- [Short exercise] Can you give the lines again, starting with the line containing "x-tick-label: 7.5 xyxy=(262,401,282,417)" and going on through the end of the records, with "price-line" replaced by "trend-line" and everything else left unchanged?
## BEGIN Data shown
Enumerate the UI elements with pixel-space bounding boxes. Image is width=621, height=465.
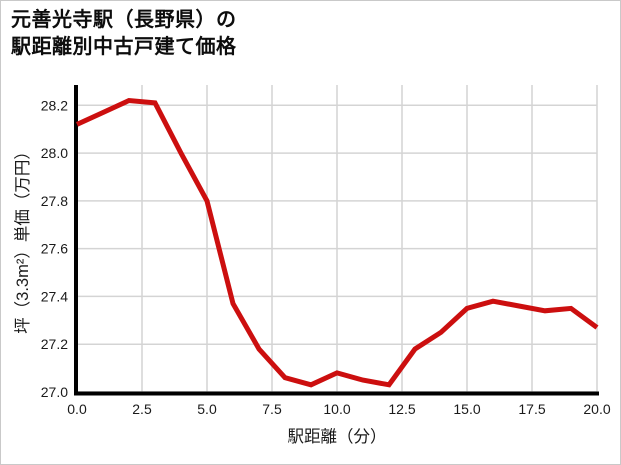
x-tick-label: 7.5 xyxy=(262,401,282,417)
y-tick-label: 27.4 xyxy=(41,288,68,304)
chart-title-line2: 駅距離別中古戸建て価格 xyxy=(11,36,237,58)
x-tick-label: 12.5 xyxy=(388,401,415,417)
y-tick-label: 28.0 xyxy=(41,145,68,161)
y-tick-label: 27.6 xyxy=(41,241,68,257)
price-line xyxy=(75,97,599,388)
y-tick-label: 28.2 xyxy=(41,97,68,113)
chart-title: 元善光寺駅（長野県）の 駅距離別中古戸建て価格 xyxy=(11,7,237,61)
x-tick-label: 5.0 xyxy=(197,401,217,417)
y-tick-label: 27.0 xyxy=(41,384,68,400)
chart-title-line1: 元善光寺駅（長野県）の xyxy=(11,9,237,31)
x-tick-label: 10.0 xyxy=(323,401,350,417)
y-tick-label: 27.2 xyxy=(41,336,68,352)
y-tick-label: 27.8 xyxy=(41,193,68,209)
y-axis-title: 坪（3.3m²）単価（万円） xyxy=(13,143,32,334)
x-tick-label: 20.0 xyxy=(583,401,610,417)
x-axis-title: 駅距離（分） xyxy=(288,427,387,446)
x-tick-label: 17.5 xyxy=(518,401,545,417)
x-tick-label: 0.0 xyxy=(67,401,87,417)
x-tick-label: 15.0 xyxy=(453,401,480,417)
x-tick-label: 2.5 xyxy=(132,401,152,417)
## END Data shown
- [Exercise response]
x-tick-label: 7.5 xyxy=(262,401,282,417)
y-tick-label: 27.4 xyxy=(41,288,68,304)
chart-title-line2: 駅距離別中古戸建て価格 xyxy=(11,36,237,58)
x-tick-label: 12.5 xyxy=(388,401,415,417)
y-tick-label: 28.0 xyxy=(41,145,68,161)
y-tick-label: 27.6 xyxy=(41,241,68,257)
trend-line xyxy=(75,97,599,388)
y-tick-label: 28.2 xyxy=(41,97,68,113)
chart-title: 元善光寺駅（長野県）の 駅距離別中古戸建て価格 xyxy=(11,7,237,61)
x-tick-label: 5.0 xyxy=(197,401,217,417)
y-tick-label: 27.0 xyxy=(41,384,68,400)
chart-title-line1: 元善光寺駅（長野県）の xyxy=(11,9,237,31)
x-tick-label: 10.0 xyxy=(323,401,350,417)
y-tick-label: 27.2 xyxy=(41,336,68,352)
y-tick-label: 27.8 xyxy=(41,193,68,209)
y-axis-title: 坪（3.3m²）単価（万円） xyxy=(13,143,32,334)
x-tick-label: 20.0 xyxy=(583,401,610,417)
x-axis-title: 駅距離（分） xyxy=(288,427,387,446)
x-tick-label: 17.5 xyxy=(518,401,545,417)
x-tick-label: 0.0 xyxy=(67,401,87,417)
x-tick-label: 15.0 xyxy=(453,401,480,417)
x-tick-label: 2.5 xyxy=(132,401,152,417)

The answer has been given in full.